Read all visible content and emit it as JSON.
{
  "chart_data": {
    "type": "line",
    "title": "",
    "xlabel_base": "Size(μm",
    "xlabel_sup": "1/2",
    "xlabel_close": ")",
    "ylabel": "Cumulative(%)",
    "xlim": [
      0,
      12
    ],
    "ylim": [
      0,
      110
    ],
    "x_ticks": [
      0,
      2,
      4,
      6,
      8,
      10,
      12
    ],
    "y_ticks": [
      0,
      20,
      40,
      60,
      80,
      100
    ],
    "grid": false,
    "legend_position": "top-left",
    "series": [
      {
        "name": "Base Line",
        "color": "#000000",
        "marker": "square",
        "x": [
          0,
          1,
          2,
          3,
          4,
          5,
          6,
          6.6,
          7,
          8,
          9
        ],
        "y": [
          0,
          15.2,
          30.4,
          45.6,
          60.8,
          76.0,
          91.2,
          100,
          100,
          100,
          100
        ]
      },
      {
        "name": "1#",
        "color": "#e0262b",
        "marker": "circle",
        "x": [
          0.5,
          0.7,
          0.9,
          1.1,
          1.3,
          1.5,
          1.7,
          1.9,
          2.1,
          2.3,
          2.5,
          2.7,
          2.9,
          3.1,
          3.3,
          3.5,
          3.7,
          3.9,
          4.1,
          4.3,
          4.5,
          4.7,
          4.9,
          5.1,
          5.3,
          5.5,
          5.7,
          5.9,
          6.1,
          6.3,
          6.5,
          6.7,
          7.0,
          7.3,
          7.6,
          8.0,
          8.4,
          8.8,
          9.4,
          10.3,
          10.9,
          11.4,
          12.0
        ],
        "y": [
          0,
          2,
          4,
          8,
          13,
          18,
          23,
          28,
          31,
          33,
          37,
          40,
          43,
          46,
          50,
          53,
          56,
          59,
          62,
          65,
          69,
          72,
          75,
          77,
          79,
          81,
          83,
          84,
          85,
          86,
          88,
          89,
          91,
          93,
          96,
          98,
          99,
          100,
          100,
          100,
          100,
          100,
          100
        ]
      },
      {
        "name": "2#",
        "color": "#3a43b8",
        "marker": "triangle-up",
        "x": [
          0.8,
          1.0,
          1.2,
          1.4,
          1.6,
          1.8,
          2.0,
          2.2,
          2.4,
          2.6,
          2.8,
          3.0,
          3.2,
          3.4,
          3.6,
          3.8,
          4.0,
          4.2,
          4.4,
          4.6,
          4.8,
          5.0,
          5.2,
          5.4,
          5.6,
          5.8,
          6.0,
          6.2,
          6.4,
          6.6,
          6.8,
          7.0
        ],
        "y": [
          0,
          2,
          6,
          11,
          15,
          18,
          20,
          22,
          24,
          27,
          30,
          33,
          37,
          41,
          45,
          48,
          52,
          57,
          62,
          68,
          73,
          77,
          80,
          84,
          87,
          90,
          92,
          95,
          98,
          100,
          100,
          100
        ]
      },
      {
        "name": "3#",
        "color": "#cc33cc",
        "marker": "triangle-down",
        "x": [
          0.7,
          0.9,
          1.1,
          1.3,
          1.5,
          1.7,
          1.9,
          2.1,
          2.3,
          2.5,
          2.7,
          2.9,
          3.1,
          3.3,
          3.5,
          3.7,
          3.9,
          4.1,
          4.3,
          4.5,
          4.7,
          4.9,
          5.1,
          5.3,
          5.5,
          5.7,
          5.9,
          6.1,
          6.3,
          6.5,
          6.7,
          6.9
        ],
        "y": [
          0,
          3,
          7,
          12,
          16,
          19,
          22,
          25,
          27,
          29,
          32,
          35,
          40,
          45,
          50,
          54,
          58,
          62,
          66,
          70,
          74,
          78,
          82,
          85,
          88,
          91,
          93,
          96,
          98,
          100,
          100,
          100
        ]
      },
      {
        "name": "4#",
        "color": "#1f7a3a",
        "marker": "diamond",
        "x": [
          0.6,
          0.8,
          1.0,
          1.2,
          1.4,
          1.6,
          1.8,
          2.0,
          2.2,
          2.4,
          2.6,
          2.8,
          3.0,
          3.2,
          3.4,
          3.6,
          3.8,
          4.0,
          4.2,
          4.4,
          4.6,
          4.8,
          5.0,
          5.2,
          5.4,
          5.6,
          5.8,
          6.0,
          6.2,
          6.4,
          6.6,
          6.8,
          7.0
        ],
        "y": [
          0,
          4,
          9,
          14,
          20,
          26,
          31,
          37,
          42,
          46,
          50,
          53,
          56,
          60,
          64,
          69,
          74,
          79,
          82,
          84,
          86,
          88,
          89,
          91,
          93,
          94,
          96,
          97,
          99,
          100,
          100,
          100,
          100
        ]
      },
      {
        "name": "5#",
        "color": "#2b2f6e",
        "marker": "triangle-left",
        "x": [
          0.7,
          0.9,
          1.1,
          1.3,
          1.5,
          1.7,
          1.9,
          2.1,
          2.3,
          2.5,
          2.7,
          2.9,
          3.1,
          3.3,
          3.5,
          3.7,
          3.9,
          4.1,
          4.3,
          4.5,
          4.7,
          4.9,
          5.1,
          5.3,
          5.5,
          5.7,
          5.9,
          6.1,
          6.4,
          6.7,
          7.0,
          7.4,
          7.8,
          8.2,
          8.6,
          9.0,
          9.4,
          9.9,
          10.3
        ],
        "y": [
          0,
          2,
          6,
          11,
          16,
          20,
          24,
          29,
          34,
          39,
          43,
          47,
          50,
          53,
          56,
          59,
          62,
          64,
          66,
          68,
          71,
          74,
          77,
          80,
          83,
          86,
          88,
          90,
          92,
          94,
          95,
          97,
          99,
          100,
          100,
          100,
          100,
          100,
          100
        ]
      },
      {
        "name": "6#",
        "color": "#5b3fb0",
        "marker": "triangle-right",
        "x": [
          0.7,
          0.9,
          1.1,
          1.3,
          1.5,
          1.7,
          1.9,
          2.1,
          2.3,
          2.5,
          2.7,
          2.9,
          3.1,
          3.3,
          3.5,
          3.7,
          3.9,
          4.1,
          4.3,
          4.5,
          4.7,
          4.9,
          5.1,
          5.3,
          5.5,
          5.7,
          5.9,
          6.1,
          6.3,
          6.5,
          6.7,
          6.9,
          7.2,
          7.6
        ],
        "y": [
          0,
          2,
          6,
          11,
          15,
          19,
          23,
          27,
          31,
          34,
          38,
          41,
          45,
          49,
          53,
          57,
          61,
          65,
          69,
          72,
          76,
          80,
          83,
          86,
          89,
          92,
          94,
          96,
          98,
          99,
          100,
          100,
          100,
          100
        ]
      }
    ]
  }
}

********************

- WORK INSTRUCTIONS -
All of the lines above must be returned exactly.

- THE RESULT -
Read all visible content and emit it as JSON.
{
  "chart_data": {
    "type": "line",
    "title": "",
    "xlabel_base": "Size(μm",
    "xlabel_sup": "1/2",
    "xlabel_close": ")",
    "ylabel": "Cumulative(%)",
    "xlim": [
      0,
      12
    ],
    "ylim": [
      0,
      110
    ],
    "x_ticks": [
      0,
      2,
      4,
      6,
      8,
      10,
      12
    ],
    "y_ticks": [
      0,
      20,
      40,
      60,
      80,
      100
    ],
    "grid": false,
    "legend_position": "top-left",
    "series": [
      {
        "name": "Base Line",
        "color": "#000000",
        "marker": "square",
        "x": [
          0,
          1,
          2,
          3,
          4,
          5,
          6,
          6.6,
          7,
          8,
          9
        ],
        "y": [
          0,
          15.2,
          30.4,
          45.6,
          60.8,
          76.0,
          91.2,
          100,
          100,
          100,
          100
        ]
      },
      {
        "name": "1#",
        "color": "#e0262b",
        "marker": "circle",
        "x": [
          0.5,
          0.7,
          0.9,
          1.1,
          1.3,
          1.5,
          1.7,
          1.9,
          2.1,
          2.3,
          2.5,
          2.7,
          2.9,
          3.1,
          3.3,
          3.5,
          3.7,
          3.9,
          4.1,
          4.3,
          4.5,
          4.7,
          4.9,
          5.1,
          5.3,
          5.5,
          5.7,
          5.9,
          6.1,
          6.3,
          6.5,
          6.7,
          7.0,
          7.3,
          7.6,
          8.0,
          8.4,
          8.8,
          9.4,
          10.3,
          10.9,
          11.4,
          12.0
        ],
        "y": [
          0,
          2,
          4,
          8,
          13,
          18,
          23,
          28,
          31,
          33,
          37,
          40,
          43,
          46,
          50,
          53,
          56,
          59,
          62,
          65,
          69,
          72,
          75,
          77,
          79,
          81,
          83,
          84,
          85,
          86,
          88,
          89,
          91,
          93,
          96,
          98,
          99,
          100,
          100,
          100,
          100,
          100,
          100
        ]
      },
      {
        "name": "2#",
        "color": "#3a43b8",
        "marker": "triangle-up",
        "x": [
          0.8,
          1.0,
          1.2,
          1.4,
          1.6,
          1.8,
          2.0,
          2.2,
          2.4,
          2.6,
          2.8,
          3.0,
          3.2,
          3.4,
          3.6,
          3.8,
          4.0,
          4.2,
          4.4,
          4.6,
          4.8,
          5.0,
          5.2,
          5.4,
          5.6,
          5.8,
          6.0,
          6.2,
          6.4,
          6.6,
          6.8,
          7.0
        ],
        "y": [
          0,
          2,
          6,
          11,
          15,
          18,
          20,
          22,
          24,
          27,
          30,
          33,
          37,
          41,
          45,
          48,
          52,
          57,
          62,
          68,
          73,
          77,
          80,
          84,
          87,
          90,
          92,
          95,
          98,
          100,
          100,
          100
        ]
      },
      {
        "name": "3#",
        "color": "#cc33cc",
        "marker": "triangle-down",
        "x": [
          0.7,
          0.9,
          1.1,
          1.3,
          1.5,
          1.7,
          1.9,
          2.1,
          2.3,
          2.5,
          2.7,
          2.9,
          3.1,
          3.3,
          3.5,
          3.7,
          3.9,
          4.1,
          4.3,
          4.5,
          4.7,
          4.9,
          5.1,
          5.3,
          5.5,
          5.7,
          5.9,
          6.1,
          6.3,
          6.5,
          6.7,
          6.9
        ],
        "y": [
          0,
          3,
          7,
          12,
          16,
          19,
          22,
          25,
          27,
          29,
          32,
          35,
          40,
          45,
          50,
          54,
          58,
          62,
          66,
          70,
          74,
          78,
          82,
          85,
          88,
          91,
          93,
          96,
          98,
          100,
          100,
          100
        ]
      },
      {
        "name": "4#",
        "color": "#1f7a3a",
        "marker": "diamond",
        "x": [
          0.6,
          0.8,
          1.0,
          1.2,
          1.4,
          1.6,
          1.8,
          2.0,
          2.2,
          2.4,
          2.6,
          2.8,
          3.0,
          3.2,
          3.4,
          3.6,
          3.8,
          4.0,
          4.2,
          4.4,
          4.6,
          4.8,
          5.0,
          5.2,
          5.4,
          5.6,
          5.8,
          6.0,
          6.2,
          6.4,
          6.6,
          6.8,
          7.0
        ],
        "y": [
          0,
          4,
          9,
          14,
          20,
          26,
          31,
          37,
          42,
          46,
          50,
          53,
          56,
          60,
          64,
          69,
          74,
          79,
          82,
          84,
          86,
          88,
          89,
          91,
          93,
          94,
          96,
          97,
          99,
          100,
          100,
          100,
          100
        ]
      },
      {
        "name": "5#",
        "color": "#2b2f6e",
        "marker": "triangle-left",
        "x": [
          0.7,
          0.9,
          1.1,
          1.3,
          1.5,
          1.7,
          1.9,
          2.1,
          2.3,
          2.5,
          2.7,
          2.9,
          3.1,
          3.3,
          3.5,
          3.7,
          3.9,
          4.1,
          4.3,
          4.5,
          4.7,
          4.9,
          5.1,
          5.3,
          5.5,
          5.7,
          5.9,
          6.1,
          6.4,
          6.7,
          7.0,
          7.4,
          7.8,
          8.2,
          8.6,
          9.0,
          9.4,
          9.9,
          10.3
        ],
        "y": [
          0,
          2,
          6,
          11,
          16,
          20,
          24,
          29,
          34,
          39,
          43,
          47,
          50,
          53,
          56,
          59,
          62,
          64,
          66,
          68,
          71,
          74,
          77,
          80,
          83,
          86,
          88,
          90,
          92,
          94,
          95,
          97,
          99,
          100,
          100,
          100,
          100,
          100,
          100
        ]
      },
      {
        "name": "6#",
        "color": "#5b3fb0",
        "marker": "triangle-right",
        "x": [
          0.7,
          0.9,
          1.1,
          1.3,
          1.5,
          1.7,
          1.9,
          2.1,
          2.3,
          2.5,
          2.7,
          2.9,
          3.1,
          3.3,
          3.5,
          3.7,
          3.9,
          4.1,
          4.3,
          4.5,
          4.7,
          4.9,
          5.1,
          5.3,
          5.5,
          5.7,
          5.9,
          6.1,
          6.3,
          6.5,
          6.7,
          6.9,
          7.2,
          7.6
        ],
        "y": [
          0,
          2,
          6,
          11,
          15,
          19,
          23,
          27,
          31,
          34,
          38,
          41,
          45,
          49,
          53,
          57,
          61,
          65,
          69,
          72,
          76,
          80,
          83,
          86,
          89,
          92,
          94,
          96,
          98,
          99,
          100,
          100,
          100,
          100
        ]
      }
    ]
  }
}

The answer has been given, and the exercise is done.